### [Exercise description]
Identify each line containing the word "Arne" and copy it.

### [Provided data]

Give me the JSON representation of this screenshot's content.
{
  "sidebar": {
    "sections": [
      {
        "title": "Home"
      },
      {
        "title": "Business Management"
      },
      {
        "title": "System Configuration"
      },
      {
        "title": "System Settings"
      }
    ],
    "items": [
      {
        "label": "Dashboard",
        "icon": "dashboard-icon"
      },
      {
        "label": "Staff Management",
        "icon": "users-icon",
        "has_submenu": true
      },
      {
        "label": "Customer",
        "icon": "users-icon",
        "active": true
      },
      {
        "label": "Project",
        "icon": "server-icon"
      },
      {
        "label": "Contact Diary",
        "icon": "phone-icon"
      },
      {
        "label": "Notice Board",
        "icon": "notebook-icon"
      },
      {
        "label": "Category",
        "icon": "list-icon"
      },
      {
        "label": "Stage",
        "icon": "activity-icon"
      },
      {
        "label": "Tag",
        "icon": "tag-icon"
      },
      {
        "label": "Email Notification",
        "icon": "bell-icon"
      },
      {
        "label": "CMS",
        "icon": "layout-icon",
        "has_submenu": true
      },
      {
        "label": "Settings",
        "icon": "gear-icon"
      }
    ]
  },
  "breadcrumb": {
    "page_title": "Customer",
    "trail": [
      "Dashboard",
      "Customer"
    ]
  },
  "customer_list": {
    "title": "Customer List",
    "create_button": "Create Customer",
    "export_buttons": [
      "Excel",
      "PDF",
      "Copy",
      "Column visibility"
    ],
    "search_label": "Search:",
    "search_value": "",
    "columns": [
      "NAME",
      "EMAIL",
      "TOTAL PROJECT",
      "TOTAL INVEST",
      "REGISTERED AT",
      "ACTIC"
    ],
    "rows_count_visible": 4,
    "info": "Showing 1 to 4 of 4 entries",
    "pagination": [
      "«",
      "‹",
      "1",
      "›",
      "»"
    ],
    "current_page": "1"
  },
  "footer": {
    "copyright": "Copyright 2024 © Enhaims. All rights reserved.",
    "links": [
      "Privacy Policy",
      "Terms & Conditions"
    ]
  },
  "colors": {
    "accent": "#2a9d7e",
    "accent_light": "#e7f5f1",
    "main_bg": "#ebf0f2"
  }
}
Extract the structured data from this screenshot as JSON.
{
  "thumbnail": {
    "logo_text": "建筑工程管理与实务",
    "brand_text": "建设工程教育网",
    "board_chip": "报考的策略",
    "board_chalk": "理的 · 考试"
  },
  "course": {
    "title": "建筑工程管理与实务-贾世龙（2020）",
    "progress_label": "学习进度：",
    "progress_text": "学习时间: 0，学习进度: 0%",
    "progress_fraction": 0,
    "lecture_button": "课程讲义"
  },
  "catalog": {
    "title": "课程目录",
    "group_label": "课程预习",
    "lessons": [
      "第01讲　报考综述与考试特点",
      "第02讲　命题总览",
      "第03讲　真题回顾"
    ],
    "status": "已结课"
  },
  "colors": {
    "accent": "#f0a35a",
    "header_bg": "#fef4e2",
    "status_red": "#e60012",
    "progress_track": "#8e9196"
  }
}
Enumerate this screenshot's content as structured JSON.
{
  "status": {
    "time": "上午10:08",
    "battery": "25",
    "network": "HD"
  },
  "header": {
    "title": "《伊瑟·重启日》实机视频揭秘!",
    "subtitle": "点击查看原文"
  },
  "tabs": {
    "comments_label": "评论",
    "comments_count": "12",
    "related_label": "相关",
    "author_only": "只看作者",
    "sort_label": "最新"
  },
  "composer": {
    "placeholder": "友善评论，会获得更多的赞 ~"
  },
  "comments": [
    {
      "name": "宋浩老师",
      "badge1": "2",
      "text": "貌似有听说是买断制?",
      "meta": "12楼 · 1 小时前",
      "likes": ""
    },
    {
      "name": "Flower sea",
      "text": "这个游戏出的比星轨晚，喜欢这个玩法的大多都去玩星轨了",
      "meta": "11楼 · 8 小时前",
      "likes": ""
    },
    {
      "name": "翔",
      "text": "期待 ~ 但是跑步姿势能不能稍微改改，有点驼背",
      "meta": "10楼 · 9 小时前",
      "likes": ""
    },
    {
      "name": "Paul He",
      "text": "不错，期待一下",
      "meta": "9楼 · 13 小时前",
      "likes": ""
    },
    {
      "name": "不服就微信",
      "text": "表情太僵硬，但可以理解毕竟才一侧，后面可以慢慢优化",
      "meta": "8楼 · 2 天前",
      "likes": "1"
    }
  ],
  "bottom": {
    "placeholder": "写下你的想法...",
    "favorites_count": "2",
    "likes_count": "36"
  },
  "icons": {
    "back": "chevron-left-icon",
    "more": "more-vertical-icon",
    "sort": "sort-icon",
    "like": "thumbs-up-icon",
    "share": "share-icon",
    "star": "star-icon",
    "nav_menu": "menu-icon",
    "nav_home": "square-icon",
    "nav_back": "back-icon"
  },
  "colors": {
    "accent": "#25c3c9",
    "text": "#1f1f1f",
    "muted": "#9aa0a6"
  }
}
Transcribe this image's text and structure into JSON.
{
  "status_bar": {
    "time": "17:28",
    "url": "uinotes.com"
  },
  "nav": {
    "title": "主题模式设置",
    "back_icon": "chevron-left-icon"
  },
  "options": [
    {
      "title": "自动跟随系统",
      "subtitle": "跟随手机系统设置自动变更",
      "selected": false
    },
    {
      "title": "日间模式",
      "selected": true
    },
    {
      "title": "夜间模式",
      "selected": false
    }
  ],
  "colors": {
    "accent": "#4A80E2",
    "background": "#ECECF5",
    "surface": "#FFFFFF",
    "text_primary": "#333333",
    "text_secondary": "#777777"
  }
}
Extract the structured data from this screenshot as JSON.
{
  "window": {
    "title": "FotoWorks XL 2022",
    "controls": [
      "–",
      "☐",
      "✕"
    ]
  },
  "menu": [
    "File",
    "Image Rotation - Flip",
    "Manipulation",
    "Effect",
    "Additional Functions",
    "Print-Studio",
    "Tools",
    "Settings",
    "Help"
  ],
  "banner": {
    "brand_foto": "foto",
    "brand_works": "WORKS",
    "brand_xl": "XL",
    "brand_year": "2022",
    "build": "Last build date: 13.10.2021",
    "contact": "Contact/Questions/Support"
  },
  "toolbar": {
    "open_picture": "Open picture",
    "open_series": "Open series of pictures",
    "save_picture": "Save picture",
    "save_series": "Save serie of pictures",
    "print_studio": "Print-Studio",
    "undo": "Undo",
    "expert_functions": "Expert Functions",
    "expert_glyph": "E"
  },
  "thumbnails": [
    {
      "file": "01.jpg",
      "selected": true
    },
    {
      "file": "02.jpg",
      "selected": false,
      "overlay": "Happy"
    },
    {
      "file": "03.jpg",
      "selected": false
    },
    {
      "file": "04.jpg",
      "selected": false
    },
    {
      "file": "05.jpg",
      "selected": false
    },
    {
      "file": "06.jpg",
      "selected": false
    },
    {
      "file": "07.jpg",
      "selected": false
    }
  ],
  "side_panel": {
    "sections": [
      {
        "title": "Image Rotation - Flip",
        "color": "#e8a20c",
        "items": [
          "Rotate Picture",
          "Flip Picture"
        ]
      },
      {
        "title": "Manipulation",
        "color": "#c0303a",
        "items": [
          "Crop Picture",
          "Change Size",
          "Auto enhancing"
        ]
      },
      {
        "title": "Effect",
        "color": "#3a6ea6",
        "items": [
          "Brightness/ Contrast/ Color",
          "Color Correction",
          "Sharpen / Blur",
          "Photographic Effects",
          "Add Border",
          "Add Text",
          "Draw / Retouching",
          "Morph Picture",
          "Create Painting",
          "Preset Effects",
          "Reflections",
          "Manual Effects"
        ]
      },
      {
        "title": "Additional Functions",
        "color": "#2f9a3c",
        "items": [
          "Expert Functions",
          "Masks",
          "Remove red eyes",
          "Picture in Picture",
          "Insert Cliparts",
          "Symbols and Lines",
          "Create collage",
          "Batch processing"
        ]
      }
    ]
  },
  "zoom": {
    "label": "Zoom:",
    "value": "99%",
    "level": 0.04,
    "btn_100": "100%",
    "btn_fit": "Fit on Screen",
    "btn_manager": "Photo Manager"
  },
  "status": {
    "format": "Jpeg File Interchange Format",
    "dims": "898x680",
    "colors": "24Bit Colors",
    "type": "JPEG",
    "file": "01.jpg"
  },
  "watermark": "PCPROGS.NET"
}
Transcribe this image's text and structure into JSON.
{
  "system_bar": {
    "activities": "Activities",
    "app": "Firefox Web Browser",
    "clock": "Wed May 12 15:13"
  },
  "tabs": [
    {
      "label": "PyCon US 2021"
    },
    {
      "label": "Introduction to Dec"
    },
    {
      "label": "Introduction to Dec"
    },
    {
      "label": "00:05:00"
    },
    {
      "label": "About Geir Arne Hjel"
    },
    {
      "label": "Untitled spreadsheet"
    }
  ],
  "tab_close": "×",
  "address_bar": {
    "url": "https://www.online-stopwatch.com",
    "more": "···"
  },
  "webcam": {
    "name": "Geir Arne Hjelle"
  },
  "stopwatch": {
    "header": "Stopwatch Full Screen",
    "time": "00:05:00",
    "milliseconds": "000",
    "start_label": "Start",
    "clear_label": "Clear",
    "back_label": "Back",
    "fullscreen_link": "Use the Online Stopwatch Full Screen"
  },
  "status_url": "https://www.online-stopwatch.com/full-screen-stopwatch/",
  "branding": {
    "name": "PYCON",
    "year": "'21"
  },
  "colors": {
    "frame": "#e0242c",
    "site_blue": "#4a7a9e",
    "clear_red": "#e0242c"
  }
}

### [Result for this exercise]
      "label": "About Geir Arne Hjel"
    "name": "Geir Arne Hjelle"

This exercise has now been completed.